◆ WHAT THE TASK ASKS ◆
Restate each entry word for word, leaving nothing out.

◆ Extracts from a graphics dataset ◆
↓

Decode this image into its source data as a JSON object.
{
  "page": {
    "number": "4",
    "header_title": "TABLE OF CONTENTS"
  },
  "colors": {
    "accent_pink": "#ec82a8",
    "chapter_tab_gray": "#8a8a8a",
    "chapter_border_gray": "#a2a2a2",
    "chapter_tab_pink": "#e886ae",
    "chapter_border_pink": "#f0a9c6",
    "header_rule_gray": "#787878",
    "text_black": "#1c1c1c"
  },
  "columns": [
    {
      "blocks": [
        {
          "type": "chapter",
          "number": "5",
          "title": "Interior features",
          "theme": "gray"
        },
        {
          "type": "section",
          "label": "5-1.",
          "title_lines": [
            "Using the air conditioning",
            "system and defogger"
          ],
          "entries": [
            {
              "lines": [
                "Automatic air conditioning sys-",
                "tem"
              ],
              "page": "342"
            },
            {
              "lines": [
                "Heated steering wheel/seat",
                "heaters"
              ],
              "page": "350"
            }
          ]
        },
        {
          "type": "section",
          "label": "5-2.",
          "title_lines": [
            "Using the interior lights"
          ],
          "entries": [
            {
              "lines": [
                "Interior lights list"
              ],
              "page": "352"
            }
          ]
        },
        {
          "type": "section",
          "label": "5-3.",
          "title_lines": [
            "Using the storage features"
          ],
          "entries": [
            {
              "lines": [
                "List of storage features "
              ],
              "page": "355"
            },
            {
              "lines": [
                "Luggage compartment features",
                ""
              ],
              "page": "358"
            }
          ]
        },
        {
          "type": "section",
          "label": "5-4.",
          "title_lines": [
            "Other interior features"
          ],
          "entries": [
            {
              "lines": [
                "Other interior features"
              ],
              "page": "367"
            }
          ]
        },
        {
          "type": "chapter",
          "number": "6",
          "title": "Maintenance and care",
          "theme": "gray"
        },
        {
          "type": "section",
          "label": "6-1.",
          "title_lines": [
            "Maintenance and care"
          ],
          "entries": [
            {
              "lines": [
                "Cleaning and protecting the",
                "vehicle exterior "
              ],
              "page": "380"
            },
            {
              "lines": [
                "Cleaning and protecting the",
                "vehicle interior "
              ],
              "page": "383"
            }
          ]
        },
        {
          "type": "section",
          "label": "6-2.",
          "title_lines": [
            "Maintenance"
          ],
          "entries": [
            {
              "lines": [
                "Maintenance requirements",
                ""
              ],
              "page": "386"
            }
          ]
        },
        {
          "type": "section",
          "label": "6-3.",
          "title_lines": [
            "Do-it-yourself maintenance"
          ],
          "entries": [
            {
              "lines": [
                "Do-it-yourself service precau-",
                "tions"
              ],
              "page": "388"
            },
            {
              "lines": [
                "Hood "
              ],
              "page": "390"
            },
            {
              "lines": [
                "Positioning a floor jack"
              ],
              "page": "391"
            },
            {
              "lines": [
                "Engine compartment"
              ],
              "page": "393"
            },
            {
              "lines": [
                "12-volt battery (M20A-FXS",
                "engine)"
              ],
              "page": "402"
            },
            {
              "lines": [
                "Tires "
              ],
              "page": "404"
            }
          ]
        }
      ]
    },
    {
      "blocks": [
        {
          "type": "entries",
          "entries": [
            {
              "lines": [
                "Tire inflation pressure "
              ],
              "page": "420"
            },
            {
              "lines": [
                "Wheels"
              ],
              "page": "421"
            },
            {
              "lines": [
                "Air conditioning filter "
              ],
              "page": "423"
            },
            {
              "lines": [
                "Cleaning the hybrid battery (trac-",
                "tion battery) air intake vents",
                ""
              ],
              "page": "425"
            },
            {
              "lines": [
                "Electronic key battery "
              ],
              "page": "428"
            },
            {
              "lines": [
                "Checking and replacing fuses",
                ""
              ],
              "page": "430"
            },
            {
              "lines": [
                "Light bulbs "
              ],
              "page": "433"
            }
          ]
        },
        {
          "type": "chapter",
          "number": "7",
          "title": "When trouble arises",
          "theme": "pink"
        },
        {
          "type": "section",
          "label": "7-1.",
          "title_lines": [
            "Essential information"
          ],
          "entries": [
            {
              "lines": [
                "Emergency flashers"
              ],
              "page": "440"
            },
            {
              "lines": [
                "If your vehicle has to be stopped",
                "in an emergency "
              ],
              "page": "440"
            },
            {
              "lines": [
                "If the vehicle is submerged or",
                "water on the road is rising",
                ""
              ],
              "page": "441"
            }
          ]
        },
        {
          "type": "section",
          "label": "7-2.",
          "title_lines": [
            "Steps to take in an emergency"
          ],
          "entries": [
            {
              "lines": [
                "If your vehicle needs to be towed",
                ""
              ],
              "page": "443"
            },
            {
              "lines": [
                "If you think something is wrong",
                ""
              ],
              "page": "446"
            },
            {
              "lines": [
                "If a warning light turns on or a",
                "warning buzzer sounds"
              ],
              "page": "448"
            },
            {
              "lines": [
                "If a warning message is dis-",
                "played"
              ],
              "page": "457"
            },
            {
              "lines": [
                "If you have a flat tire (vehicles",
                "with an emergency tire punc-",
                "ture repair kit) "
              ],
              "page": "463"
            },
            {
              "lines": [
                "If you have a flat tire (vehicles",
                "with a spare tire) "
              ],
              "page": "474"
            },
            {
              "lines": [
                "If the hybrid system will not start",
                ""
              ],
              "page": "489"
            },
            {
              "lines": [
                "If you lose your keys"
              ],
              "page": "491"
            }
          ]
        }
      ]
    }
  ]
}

↑

◆ FULL ANSWER ◆
Decode this image into its source data as a JSON object.
{
  "page": {
    "number": "4",
    "header_title": "TABLE OF CONTENTS"
  },
  "colors": {
    "accent_pink": "#ec82a8",
    "chapter_tab_gray": "#8a8a8a",
    "chapter_border_gray": "#a2a2a2",
    "chapter_tab_pink": "#e886ae",
    "chapter_border_pink": "#f0a9c6",
    "header_rule_gray": "#787878",
    "text_black": "#1c1c1c"
  },
  "columns": [
    {
      "blocks": [
        {
          "type": "chapter",
          "number": "5",
          "title": "Interior features",
          "theme": "gray"
        },
        {
          "type": "section",
          "label": "5-1.",
          "title_lines": [
            "Using the air conditioning",
            "system and defogger"
          ],
          "entries": [
            {
              "lines": [
                "Automatic air conditioning sys-",
                "tem"
              ],
              "page": "342"
            },
            {
              "lines": [
                "Heated steering wheel/seat",
                "heaters"
              ],
              "page": "350"
            }
          ]
        },
        {
          "type": "section",
          "label": "5-2.",
          "title_lines": [
            "Using the interior lights"
          ],
          "entries": [
            {
              "lines": [
                "Interior lights list"
              ],
              "page": "352"
            }
          ]
        },
        {
          "type": "section",
          "label": "5-3.",
          "title_lines": [
            "Using the storage features"
          ],
          "entries": [
            {
              "lines": [
                "List of storage features "
              ],
              "page": "355"
            },
            {
              "lines": [
                "Luggage compartment features",
                ""
              ],
              "page": "358"
            }
          ]
        },
        {
          "type": "section",
          "label": "5-4.",
          "title_lines": [
            "Other interior features"
          ],
          "entries": [
            {
              "lines": [
                "Other interior features"
              ],
              "page": "367"
            }
          ]
        },
        {
          "type": "chapter",
          "number": "6",
          "title": "Maintenance and care",
          "theme": "gray"
        },
        {
          "type": "section",
          "label": "6-1.",
          "title_lines": [
            "Maintenance and care"
          ],
          "entries": [
            {
              "lines": [
                "Cleaning and protecting the",
                "vehicle exterior "
              ],
              "page": "380"
            },
            {
              "lines": [
                "Cleaning and protecting the",
                "vehicle interior "
              ],
              "page": "383"
            }
          ]
        },
        {
          "type": "section",
          "label": "6-2.",
          "title_lines": [
            "Maintenance"
          ],
          "entries": [
            {
              "lines": [
                "Maintenance requirements",
                ""
              ],
              "page": "386"
            }
          ]
        },
        {
          "type": "section",
          "label": "6-3.",
          "title_lines": [
            "Do-it-yourself maintenance"
          ],
          "entries": [
            {
              "lines": [
                "Do-it-yourself service precau-",
                "tions"
              ],
              "page": "388"
            },
            {
              "lines": [
                "Hood "
              ],
              "page": "390"
            },
            {
              "lines": [
                "Positioning a floor jack"
              ],
              "page": "391"
            },
            {
              "lines": [
                "Engine compartment"
              ],
              "page": "393"
            },
            {
              "lines": [
                "12-volt battery (M20A-FXS",
                "engine)"
              ],
              "page": "402"
            },
            {
              "lines": [
                "Tires "
              ],
              "page": "404"
            }
          ]
        }
      ]
    },
    {
      "blocks": [
        {
          "type": "entries",
          "entries": [
            {
              "lines": [
                "Tire inflation pressure "
              ],
              "page": "420"
            },
            {
              "lines": [
                "Wheels"
              ],
              "page": "421"
            },
            {
              "lines": [
                "Air conditioning filter "
              ],
              "page": "423"
            },
            {
              "lines": [
                "Cleaning the hybrid battery (trac-",
                "tion battery) air intake vents",
                ""
              ],
              "page": "425"
            },
            {
              "lines": [
                "Electronic key battery "
              ],
              "page": "428"
            },
            {
              "lines": [
                "Checking and replacing fuses",
                ""
              ],
              "page": "430"
            },
            {
              "lines": [
                "Light bulbs "
              ],
              "page": "433"
            }
          ]
        },
        {
          "type": "chapter",
          "number": "7",
          "title": "When trouble arises",
          "theme": "pink"
        },
        {
          "type": "section",
          "label": "7-1.",
          "title_lines": [
            "Essential information"
          ],
          "entries": [
            {
              "lines": [
                "Emergency flashers"
              ],
              "page": "440"
            },
            {
              "lines": [
                "If your vehicle has to be stopped",
                "in an emergency "
              ],
              "page": "440"
            },
            {
              "lines": [
                "If the vehicle is submerged or",
                "water on the road is rising",
                ""
              ],
              "page": "441"
            }
          ]
        },
        {
          "type": "section",
          "label": "7-2.",
          "title_lines": [
            "Steps to take in an emergency"
          ],
          "entries": [
            {
              "lines": [
                "If your vehicle needs to be towed",
                ""
              ],
              "page": "443"
            },
            {
              "lines": [
                "If you think something is wrong",
                ""
              ],
              "page": "446"
            },
            {
              "lines": [
                "If a warning light turns on or a",
                "warning buzzer sounds"
              ],
              "page": "448"
            },
            {
              "lines": [
                "If a warning message is dis-",
                "played"
              ],
              "page": "457"
            },
            {
              "lines": [
                "If you have a flat tire (vehicles",
                "with an emergency tire punc-",
                "ture repair kit) "
              ],
              "page": "463"
            },
            {
              "lines": [
                "If you have a flat tire (vehicles",
                "with a spare tire) "
              ],
              "page": "474"
            },
            {
              "lines": [
                "If the hybrid system will not start",
                ""
              ],
              "page": "489"
            },
            {
              "lines": [
                "If you lose your keys"
              ],
              "page": "491"
            }
          ]
        }
      ]
    }
  ]
}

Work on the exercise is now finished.